Problem details: Note how many lines hold the string "Bezirks" and give that number without any other words.

Data provided:

==============================

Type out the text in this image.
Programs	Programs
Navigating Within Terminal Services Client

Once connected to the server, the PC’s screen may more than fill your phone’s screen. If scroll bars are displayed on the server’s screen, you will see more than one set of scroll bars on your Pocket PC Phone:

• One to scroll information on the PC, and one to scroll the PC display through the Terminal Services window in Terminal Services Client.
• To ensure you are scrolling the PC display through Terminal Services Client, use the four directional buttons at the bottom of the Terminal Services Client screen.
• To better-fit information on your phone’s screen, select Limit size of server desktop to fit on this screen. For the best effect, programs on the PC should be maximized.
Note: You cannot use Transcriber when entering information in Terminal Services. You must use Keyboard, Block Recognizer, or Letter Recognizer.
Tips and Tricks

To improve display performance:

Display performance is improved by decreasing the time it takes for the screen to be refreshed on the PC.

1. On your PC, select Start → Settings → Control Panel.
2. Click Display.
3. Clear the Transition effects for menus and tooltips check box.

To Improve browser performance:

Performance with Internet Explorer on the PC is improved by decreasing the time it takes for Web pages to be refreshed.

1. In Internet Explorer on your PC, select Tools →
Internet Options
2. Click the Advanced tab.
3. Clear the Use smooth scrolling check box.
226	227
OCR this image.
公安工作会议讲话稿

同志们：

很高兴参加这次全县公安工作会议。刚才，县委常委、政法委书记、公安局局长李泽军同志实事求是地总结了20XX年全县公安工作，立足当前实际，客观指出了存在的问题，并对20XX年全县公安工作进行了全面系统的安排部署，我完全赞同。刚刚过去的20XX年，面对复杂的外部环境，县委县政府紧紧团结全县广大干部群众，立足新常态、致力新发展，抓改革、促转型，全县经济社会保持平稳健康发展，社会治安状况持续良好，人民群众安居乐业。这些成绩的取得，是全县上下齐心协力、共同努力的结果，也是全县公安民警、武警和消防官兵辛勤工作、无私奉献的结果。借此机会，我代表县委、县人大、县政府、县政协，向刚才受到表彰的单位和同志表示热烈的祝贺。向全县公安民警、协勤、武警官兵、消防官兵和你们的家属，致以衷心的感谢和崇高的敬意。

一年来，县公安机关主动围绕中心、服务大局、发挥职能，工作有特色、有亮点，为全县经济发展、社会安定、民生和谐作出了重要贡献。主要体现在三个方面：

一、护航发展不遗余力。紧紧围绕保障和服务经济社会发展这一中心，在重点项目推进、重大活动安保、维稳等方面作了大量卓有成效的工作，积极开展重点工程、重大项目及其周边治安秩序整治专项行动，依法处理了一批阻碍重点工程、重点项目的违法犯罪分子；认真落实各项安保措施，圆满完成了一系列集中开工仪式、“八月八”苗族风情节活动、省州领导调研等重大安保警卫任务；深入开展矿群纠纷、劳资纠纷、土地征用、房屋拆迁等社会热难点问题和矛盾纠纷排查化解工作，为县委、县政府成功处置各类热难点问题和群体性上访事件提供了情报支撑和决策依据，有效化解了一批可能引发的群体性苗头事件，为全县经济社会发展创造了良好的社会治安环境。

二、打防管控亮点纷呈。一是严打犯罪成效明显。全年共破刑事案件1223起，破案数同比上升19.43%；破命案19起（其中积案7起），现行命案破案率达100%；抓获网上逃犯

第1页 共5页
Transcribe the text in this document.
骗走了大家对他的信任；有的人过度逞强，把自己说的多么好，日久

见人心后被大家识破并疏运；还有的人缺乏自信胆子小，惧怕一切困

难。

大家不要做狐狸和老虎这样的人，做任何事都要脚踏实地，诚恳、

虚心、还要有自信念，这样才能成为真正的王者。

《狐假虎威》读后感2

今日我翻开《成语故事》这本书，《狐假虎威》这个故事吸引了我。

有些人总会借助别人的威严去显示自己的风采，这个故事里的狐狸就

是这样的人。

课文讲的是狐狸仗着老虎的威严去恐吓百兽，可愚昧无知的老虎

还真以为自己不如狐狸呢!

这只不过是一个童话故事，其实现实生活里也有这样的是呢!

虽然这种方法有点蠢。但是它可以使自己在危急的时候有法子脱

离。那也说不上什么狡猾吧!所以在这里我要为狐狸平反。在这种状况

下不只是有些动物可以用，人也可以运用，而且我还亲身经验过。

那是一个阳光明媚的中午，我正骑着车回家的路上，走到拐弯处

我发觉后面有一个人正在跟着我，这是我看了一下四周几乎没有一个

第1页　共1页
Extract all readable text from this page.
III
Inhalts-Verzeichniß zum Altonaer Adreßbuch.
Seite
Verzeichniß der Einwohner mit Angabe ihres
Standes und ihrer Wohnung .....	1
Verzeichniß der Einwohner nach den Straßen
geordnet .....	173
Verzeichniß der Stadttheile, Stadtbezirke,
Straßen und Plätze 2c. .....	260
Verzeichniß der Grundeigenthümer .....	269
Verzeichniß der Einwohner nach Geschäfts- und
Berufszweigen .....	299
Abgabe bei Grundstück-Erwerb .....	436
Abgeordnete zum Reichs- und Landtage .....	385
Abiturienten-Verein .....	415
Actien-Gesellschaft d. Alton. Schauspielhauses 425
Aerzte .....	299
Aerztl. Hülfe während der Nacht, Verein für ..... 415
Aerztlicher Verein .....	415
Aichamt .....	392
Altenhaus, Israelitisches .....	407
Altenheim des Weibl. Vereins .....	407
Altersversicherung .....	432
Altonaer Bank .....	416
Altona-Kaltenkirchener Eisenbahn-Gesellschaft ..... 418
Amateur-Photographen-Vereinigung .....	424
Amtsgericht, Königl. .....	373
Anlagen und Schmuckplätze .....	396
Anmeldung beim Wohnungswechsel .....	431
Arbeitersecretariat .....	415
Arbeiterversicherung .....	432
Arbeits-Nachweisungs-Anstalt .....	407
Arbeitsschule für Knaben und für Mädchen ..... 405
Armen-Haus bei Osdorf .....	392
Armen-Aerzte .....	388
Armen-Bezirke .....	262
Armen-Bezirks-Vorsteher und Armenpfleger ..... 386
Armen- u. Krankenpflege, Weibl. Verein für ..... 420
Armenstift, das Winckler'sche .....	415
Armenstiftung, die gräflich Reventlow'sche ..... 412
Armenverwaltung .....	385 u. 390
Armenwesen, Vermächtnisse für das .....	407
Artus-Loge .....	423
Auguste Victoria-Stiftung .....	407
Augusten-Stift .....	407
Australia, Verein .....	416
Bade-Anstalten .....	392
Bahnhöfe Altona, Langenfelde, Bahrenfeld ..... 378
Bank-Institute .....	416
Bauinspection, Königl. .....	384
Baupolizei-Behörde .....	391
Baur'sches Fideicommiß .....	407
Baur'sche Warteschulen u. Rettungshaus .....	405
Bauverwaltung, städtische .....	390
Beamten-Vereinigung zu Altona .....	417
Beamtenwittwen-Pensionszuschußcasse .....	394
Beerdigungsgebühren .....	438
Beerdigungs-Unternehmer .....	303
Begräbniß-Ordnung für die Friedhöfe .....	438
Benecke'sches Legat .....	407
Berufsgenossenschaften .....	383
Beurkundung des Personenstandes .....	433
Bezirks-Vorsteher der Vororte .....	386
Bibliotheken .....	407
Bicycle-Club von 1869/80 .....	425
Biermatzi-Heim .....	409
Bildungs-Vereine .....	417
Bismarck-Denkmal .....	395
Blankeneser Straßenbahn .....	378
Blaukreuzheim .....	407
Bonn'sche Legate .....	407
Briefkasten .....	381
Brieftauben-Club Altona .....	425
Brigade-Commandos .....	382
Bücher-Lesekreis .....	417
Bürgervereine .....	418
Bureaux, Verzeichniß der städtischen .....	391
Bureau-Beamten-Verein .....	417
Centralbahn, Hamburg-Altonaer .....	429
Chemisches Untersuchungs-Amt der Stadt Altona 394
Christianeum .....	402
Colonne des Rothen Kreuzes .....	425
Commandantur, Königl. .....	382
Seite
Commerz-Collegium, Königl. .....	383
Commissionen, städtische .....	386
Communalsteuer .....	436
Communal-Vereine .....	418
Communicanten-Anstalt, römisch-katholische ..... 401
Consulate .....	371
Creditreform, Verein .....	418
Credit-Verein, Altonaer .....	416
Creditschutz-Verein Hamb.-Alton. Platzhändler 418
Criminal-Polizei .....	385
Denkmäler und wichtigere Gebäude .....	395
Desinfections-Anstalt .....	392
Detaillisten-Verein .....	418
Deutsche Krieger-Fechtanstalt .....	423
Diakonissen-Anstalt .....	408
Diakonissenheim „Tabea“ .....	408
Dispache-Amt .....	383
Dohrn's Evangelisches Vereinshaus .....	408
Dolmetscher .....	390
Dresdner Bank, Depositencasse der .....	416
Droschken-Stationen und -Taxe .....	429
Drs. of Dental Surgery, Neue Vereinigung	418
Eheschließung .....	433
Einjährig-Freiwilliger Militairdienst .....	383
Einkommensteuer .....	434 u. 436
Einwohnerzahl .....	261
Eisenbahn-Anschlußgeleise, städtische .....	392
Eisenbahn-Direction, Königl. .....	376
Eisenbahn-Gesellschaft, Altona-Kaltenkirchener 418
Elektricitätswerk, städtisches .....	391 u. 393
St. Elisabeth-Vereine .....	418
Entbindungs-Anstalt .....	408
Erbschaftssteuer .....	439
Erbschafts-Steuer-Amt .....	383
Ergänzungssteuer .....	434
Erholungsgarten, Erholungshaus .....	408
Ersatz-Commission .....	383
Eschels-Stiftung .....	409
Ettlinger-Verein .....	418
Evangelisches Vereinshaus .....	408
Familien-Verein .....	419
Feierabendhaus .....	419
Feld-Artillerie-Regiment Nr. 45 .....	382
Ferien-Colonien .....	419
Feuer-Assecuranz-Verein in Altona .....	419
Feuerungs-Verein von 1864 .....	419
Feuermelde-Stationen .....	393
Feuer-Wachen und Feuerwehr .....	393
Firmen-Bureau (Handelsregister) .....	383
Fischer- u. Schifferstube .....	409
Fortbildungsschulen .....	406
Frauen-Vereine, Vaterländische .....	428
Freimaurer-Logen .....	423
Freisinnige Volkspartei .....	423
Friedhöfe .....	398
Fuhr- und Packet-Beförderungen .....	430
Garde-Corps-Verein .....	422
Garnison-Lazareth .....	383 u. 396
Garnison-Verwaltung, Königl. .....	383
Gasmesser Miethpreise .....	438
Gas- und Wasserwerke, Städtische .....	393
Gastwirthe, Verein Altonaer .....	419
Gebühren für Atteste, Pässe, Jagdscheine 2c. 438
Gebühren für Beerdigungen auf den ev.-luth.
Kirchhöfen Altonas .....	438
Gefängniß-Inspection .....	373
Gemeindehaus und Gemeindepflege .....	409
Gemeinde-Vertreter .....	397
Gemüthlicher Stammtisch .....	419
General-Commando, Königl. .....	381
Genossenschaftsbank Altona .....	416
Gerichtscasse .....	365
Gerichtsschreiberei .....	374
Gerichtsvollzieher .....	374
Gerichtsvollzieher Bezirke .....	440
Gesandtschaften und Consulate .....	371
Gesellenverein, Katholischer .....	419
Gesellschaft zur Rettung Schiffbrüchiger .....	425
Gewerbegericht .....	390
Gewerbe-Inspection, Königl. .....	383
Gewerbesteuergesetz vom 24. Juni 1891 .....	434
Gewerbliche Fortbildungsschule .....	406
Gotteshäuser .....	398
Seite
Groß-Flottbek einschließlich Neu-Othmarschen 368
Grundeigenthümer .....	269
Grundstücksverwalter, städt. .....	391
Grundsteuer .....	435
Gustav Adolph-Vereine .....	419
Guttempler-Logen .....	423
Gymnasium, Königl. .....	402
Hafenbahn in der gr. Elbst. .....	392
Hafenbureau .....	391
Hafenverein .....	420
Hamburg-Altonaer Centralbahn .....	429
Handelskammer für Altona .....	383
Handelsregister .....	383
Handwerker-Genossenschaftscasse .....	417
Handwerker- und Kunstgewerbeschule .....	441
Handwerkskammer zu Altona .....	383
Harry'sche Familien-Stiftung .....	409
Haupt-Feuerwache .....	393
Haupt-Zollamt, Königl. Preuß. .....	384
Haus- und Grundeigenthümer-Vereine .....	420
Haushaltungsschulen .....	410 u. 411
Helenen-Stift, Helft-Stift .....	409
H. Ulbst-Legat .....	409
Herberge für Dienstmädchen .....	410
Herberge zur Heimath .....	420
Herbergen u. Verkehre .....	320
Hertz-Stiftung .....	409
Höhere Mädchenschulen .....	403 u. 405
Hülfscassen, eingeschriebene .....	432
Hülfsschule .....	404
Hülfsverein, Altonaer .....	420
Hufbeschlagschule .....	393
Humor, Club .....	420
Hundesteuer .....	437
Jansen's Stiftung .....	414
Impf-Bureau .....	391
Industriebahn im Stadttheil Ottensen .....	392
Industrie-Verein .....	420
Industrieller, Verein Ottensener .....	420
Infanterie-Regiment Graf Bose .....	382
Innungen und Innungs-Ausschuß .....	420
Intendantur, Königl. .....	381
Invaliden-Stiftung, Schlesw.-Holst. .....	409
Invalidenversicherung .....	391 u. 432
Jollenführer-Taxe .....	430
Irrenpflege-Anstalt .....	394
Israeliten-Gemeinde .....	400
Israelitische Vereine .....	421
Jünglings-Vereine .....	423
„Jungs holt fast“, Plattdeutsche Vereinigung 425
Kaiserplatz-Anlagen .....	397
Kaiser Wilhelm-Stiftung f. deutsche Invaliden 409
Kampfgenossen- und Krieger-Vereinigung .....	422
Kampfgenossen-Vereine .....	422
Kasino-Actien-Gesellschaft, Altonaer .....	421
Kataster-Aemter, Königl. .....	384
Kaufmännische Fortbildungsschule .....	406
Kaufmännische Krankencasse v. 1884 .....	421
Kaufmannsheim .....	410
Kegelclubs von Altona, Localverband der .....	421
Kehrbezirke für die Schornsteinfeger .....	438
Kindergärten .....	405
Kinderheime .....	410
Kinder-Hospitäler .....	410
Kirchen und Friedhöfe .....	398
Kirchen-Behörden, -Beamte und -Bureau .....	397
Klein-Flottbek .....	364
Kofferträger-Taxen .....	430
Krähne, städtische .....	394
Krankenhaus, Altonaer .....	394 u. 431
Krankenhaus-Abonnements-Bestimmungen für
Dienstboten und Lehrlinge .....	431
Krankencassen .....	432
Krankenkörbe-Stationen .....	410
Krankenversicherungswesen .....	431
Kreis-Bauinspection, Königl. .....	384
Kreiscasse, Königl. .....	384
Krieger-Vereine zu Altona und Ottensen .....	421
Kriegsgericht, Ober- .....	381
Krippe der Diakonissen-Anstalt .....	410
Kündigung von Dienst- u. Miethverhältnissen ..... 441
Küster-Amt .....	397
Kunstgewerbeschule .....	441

==============================

Complete output: 2